-- BEGIN Input rows --

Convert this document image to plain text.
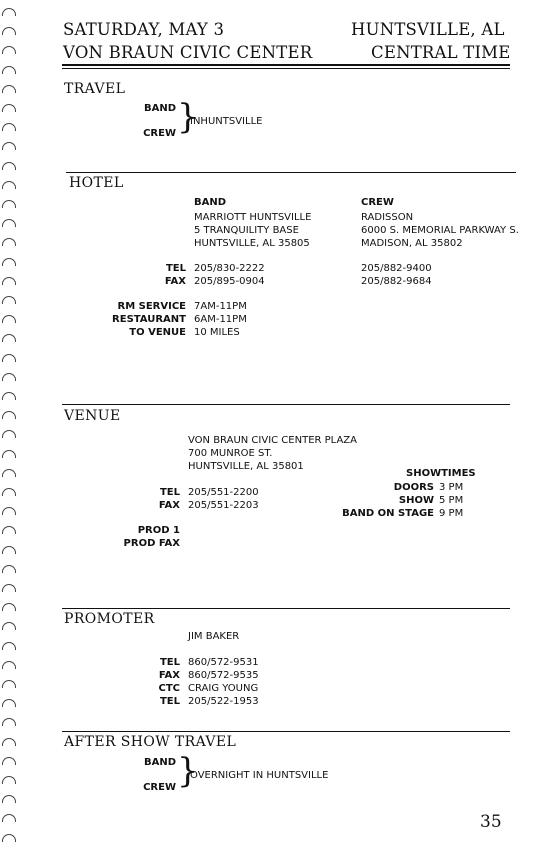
SATURDAY, MAY 3	HUNTSVILLE, AL
VON BRAUN CIVIC CENTER	CENTRAL TIME
TRAVEL
BAND
CREW }
INHUNTSVILLE
HOTEL
BAND
MARRIOTT HUNTSVILLE
5 TRANQUILITY BASE
HUNTSVILLE, AL 35805
CREW
RADISSON
6000 S. MEMORIAL PARKWAY S.
MADISON, AL 35802
TEL
FAX
205/830-2222
205/895-0904
205/882-9400
205/882-9684
RM SERVICE
RESTAURANT
TO VENUE
7AM-11PM
6AM-11PM
10 MILES
VENUE
VON BRAUN CIVIC CENTER PLAZA
700 MUNROE ST.
HUNTSVILLE, AL 35801
TEL
FAX
205/551-2200
205/551-2203
PROD 1
PROD FAX
SHOWTIMES
DOORS
SHOW
BAND ON STAGE
3 PM
5 PM
9 PM
PROMOTER
JIM BAKER
TEL
FAX
CTC
TEL
860/572-9531
860/572-9535
CRAIG YOUNG
205/522-1953
AFTER SHOW TRAVEL
BAND
CREW }
OVERNIGHT IN HUNTSVILLE
35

-- END Input rows --

Directions: Transcribe the listing above verbatim. Omit the pictures.

Answer for this exercise:
Convert this document image to plain text.
SATURDAY, MAY 3	HUNTSVILLE, AL
VON BRAUN CIVIC CENTER	CENTRAL TIME
TRAVEL
BAND
CREW }
INHUNTSVILLE
HOTEL
BAND
MARRIOTT HUNTSVILLE
5 TRANQUILITY BASE
HUNTSVILLE, AL 35805
CREW
RADISSON
6000 S. MEMORIAL PARKWAY S.
MADISON, AL 35802
TEL
FAX
205/830-2222
205/895-0904
205/882-9400
205/882-9684
RM SERVICE
RESTAURANT
TO VENUE
7AM-11PM
6AM-11PM
10 MILES
VENUE
VON BRAUN CIVIC CENTER PLAZA
700 MUNROE ST.
HUNTSVILLE, AL 35801
TEL
FAX
205/551-2200
205/551-2203
PROD 1
PROD FAX
SHOWTIMES
DOORS
SHOW
BAND ON STAGE
3 PM
5 PM
9 PM
PROMOTER
JIM BAKER
TEL
FAX
CTC
TEL
860/572-9531
860/572-9535
CRAIG YOUNG
205/522-1953
AFTER SHOW TRAVEL
BAND
CREW }
OVERNIGHT IN HUNTSVILLE
35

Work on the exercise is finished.